_What the task asks_
Each line below is to be written out in full, exactly as shown.
* begin *
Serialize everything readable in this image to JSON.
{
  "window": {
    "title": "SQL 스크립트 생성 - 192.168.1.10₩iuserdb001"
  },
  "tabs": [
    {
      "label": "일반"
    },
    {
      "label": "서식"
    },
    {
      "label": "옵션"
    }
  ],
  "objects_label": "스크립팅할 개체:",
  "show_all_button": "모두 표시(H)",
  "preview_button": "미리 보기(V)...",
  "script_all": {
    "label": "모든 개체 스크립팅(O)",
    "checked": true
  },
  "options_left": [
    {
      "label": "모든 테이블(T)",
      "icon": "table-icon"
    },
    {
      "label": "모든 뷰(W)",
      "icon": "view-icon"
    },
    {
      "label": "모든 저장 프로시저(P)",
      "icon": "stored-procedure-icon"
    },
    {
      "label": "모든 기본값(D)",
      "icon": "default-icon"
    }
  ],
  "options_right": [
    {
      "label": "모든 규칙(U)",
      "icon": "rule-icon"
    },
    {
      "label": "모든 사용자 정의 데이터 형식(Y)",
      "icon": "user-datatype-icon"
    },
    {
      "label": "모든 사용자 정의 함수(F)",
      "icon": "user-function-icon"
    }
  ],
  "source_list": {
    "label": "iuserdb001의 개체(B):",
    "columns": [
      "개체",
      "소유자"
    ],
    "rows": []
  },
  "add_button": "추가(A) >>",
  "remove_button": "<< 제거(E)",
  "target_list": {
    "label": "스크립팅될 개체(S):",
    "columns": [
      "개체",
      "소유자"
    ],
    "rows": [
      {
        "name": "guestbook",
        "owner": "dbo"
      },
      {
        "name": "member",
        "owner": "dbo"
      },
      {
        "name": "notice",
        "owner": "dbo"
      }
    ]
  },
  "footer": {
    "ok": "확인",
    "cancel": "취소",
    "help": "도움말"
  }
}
* end *
_Full output_
Serialize everything readable in this image to JSON.
{
  "window": {
    "title": "SQL 스크립트 생성 - 192.168.1.10₩iuserdb001"
  },
  "tabs": [
    {
      "label": "일반"
    },
    {
      "label": "서식"
    },
    {
      "label": "옵션"
    }
  ],
  "objects_label": "스크립팅할 개체:",
  "show_all_button": "모두 표시(H)",
  "preview_button": "미리 보기(V)...",
  "script_all": {
    "label": "모든 개체 스크립팅(O)",
    "checked": true
  },
  "options_left": [
    {
      "label": "모든 테이블(T)",
      "icon": "table-icon"
    },
    {
      "label": "모든 뷰(W)",
      "icon": "view-icon"
    },
    {
      "label": "모든 저장 프로시저(P)",
      "icon": "stored-procedure-icon"
    },
    {
      "label": "모든 기본값(D)",
      "icon": "default-icon"
    }
  ],
  "options_right": [
    {
      "label": "모든 규칙(U)",
      "icon": "rule-icon"
    },
    {
      "label": "모든 사용자 정의 데이터 형식(Y)",
      "icon": "user-datatype-icon"
    },
    {
      "label": "모든 사용자 정의 함수(F)",
      "icon": "user-function-icon"
    }
  ],
  "source_list": {
    "label": "iuserdb001의 개체(B):",
    "columns": [
      "개체",
      "소유자"
    ],
    "rows": []
  },
  "add_button": "추가(A) >>",
  "remove_button": "<< 제거(E)",
  "target_list": {
    "label": "스크립팅될 개체(S):",
    "columns": [
      "개체",
      "소유자"
    ],
    "rows": [
      {
        "name": "guestbook",
        "owner": "dbo"
      },
      {
        "name": "member",
        "owner": "dbo"
      },
      {
        "name": "notice",
        "owner": "dbo"
      }
    ]
  },
  "footer": {
    "ok": "확인",
    "cancel": "취소",
    "help": "도움말"
  }
}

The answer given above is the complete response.